● **WHAT TO PRODUCE**:
Collect every line below that contains the word "color".

● **DATA EXTRACT**:
:::

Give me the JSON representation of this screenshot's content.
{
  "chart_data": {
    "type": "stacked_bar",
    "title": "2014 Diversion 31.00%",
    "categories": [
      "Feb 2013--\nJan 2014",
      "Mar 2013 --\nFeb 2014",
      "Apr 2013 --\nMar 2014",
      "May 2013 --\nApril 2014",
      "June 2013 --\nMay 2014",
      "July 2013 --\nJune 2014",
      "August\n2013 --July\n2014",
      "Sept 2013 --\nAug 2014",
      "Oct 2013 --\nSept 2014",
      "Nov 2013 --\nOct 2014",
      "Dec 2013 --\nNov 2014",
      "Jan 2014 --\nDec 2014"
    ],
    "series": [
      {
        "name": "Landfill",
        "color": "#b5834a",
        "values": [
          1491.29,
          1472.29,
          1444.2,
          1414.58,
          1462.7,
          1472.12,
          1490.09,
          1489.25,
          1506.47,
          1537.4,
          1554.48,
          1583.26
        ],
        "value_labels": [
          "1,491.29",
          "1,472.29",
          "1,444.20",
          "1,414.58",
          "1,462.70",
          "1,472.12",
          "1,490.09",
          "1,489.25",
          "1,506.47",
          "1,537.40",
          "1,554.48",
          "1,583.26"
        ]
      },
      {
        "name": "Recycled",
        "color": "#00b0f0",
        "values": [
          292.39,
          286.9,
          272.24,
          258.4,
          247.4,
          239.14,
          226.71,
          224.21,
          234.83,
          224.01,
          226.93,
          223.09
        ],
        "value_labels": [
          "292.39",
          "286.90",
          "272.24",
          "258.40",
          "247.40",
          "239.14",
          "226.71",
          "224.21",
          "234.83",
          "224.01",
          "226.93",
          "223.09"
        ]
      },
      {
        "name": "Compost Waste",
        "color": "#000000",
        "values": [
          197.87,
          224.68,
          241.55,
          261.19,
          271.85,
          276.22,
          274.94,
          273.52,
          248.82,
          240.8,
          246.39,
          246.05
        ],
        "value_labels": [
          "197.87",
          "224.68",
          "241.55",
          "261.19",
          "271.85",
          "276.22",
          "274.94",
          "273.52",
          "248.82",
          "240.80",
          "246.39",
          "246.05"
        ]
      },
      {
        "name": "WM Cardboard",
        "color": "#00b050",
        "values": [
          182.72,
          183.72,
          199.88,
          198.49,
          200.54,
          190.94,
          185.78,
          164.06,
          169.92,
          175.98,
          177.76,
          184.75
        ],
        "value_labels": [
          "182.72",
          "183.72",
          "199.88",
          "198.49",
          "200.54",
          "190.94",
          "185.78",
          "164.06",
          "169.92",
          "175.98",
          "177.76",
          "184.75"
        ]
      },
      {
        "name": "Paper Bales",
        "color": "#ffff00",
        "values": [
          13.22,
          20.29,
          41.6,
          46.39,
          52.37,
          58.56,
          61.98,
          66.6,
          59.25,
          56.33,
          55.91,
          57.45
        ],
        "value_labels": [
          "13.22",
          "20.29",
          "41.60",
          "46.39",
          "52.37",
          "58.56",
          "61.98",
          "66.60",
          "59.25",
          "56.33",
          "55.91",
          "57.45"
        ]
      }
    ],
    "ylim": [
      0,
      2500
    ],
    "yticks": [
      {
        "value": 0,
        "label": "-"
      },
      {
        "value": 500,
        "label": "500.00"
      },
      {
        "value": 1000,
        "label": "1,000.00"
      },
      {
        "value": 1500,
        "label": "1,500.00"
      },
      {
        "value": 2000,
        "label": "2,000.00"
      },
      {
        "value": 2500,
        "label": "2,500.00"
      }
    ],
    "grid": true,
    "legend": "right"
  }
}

:::

● **TASK OUTPUT**:
        "color": "#b5834a",
        "color": "#00b0f0",
        "color": "#000000",
        "color": "#00b050",
        "color": "#ffff00",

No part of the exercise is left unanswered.